Fragmento seleccionado
§ §

El tema de derechos humanos va adquiriendo cada día mayor pertinencia en el mundo. La reaparición o amenaza de regímenes autoritarios y represivos en América Latina; de las llamadas democracias “no-liberales” en Europa (Hungría y Polonia) o de sectores derechistas antiinmigrantes (Suecia, Alemania, Italia); de dictaduras más o menos disimuladas y con mayor injerencia fuera de sus fronteras (Rusia), y la claudicación de los baluartes de la (relativa) defensa reciente de dichos derechos (Estados Unidos, Canadá, Francia), hacen que el panorama en la materia resulte desolador.

En México, nos encontramos en una situación inédita. Desde finales de 2006 han muerto aproximadamente 240 mil personas, y han desaparecido 40 mil. La inmensa mayoría de estos casos siguen sin resolverse. No sabemos cómo, dónde, cuándo y por qué murieron o desaparecieron. Ya ni hablemos de castigar a los culpables, cualesquiera que hayan sido: sicarios, narcos, militares o policías. Es cierto que parte de la hecatombe es inercial y no les pertenece a Calderón o Peña Nieto. El promedio de homicidios dolosos por cien mil habitantes de esta verdadera decena trágica ha sido de 20; sin guerra optativa, hubieran sido 8; la diferencia, digamos 120 mil muertos, sí es de los dos presidentes. Hay muy pocos países en el mundo donde en tiempos recientes se ha producido una carnicería semejante sin saber ni castigar.

§ §

Datos proporcionados
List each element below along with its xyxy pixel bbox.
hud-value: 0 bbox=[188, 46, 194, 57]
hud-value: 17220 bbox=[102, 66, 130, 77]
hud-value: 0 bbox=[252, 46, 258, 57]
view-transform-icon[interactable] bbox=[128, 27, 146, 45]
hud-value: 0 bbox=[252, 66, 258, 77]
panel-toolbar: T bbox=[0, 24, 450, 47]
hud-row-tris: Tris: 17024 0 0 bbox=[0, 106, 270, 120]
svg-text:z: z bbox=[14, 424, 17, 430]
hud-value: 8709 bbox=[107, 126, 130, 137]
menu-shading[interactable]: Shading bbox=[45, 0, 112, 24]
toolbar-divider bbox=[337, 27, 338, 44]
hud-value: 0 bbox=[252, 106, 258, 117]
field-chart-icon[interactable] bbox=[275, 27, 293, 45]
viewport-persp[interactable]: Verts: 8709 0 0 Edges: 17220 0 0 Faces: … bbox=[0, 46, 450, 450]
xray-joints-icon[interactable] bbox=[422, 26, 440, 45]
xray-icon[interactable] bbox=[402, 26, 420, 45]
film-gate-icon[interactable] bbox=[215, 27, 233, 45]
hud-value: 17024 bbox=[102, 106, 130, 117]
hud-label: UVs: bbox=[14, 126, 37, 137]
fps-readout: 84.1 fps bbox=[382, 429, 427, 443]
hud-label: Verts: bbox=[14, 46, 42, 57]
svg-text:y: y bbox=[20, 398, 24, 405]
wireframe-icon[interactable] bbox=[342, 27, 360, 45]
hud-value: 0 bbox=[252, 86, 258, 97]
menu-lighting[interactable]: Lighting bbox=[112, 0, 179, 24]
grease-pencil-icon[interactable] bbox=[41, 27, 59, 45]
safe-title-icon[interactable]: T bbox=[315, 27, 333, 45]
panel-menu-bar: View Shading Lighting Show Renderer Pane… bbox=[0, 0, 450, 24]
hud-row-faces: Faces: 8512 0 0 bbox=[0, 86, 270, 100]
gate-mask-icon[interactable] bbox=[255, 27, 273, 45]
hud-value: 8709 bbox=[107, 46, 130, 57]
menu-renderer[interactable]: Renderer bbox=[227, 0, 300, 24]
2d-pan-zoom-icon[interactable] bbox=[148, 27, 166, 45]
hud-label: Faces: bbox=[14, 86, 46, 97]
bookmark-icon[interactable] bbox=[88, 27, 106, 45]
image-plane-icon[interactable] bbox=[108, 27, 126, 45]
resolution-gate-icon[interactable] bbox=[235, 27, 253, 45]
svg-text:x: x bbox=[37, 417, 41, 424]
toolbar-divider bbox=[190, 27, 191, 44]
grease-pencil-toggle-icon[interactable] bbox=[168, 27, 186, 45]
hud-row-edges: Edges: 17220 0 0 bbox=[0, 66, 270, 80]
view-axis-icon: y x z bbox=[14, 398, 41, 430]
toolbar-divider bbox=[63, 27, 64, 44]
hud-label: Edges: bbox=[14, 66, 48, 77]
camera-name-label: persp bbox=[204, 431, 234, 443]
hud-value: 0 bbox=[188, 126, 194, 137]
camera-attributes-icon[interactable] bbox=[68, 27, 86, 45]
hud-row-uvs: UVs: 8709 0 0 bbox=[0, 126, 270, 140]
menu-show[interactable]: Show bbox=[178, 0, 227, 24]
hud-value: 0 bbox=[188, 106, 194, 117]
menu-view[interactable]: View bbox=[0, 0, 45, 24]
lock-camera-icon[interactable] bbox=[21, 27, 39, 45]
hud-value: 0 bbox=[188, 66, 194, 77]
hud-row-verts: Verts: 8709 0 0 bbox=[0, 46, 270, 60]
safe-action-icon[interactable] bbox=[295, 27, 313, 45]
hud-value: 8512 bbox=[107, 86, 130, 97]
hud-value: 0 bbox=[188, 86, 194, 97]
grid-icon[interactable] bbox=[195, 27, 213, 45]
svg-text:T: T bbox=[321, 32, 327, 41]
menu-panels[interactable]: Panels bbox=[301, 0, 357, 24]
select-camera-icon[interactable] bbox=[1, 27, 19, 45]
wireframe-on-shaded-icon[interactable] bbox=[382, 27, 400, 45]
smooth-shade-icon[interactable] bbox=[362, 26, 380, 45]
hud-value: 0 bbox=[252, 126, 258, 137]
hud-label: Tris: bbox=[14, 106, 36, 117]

§ §

Tareas y ejercicios
A - Responde según el fragmento:
(i) ¿Qué dos países europeos se mencionan como ejemplos de democracias "no-liberales"?
(ii) ¿Desde cuándo se cuentan las muertes y desapariciones en México?
(iii) ¿Cuál ha sido el promedio de homicidios dolosos por cien mil habitantes en esa decena?
B - Edita el fragmento: escribe de nuevo el pasaje que va desde "En México, nos" hasta "saber ni castigar.", incluidas ambas partes, y sustituye "sicarios" por "pistoleros".
C - Por favor, indica si cada afirmación coincide con el fragmento y cita las palabras que lo deciden:
(i) La mayoría de los casos de muertes y desapariciones en México ya se han resuelto.
(ii) Sin guerra optativa, el promedio de homicidios habría sido de 8.
(iii) Rusia figura entre los baluartes de la defensa de los derechos humanos.

Respuestas
A -
(i) Hungría y Polonia.
(ii) Desde finales de 2006.
(iii) 20.

B -
En México, nos encontramos en una situación inédita. Desde finales de 2006 han muerto aproximadamente 240 mil personas, y han desaparecido 40 mil. La inmensa mayoría de estos casos siguen sin resolverse. No sabemos cómo, dónde, cuándo y por qué murieron o desaparecieron. Ya ni hablemos de castigar a los culpables, cualesquiera que hayan sido: pistoleros, narcos, militares o policías. Es cierto que parte de la hecatombe es inercial y no les pertenece a Calderón o Peña Nieto. El promedio de homicidios dolosos por cien mil habitantes de esta verdadera decena trágica ha sido de 20; sin guerra optativa, hubieran sido 8; la diferencia, digamos 120 mil muertos, sí es de los dos presidentes. Hay muy pocos países en el mundo donde en tiempos recientes se ha producido una carnicería semejante sin saber ni castigar.

C -
(i) No: "La inmensa mayoría de estos casos siguen sin resolverse."
(ii) Sí: "sin guerra optativa, hubieran sido 8"
(iii) No: "de dictaduras más o menos disimuladas y con mayor injerencia fuera de sus fronteras (Rusia)"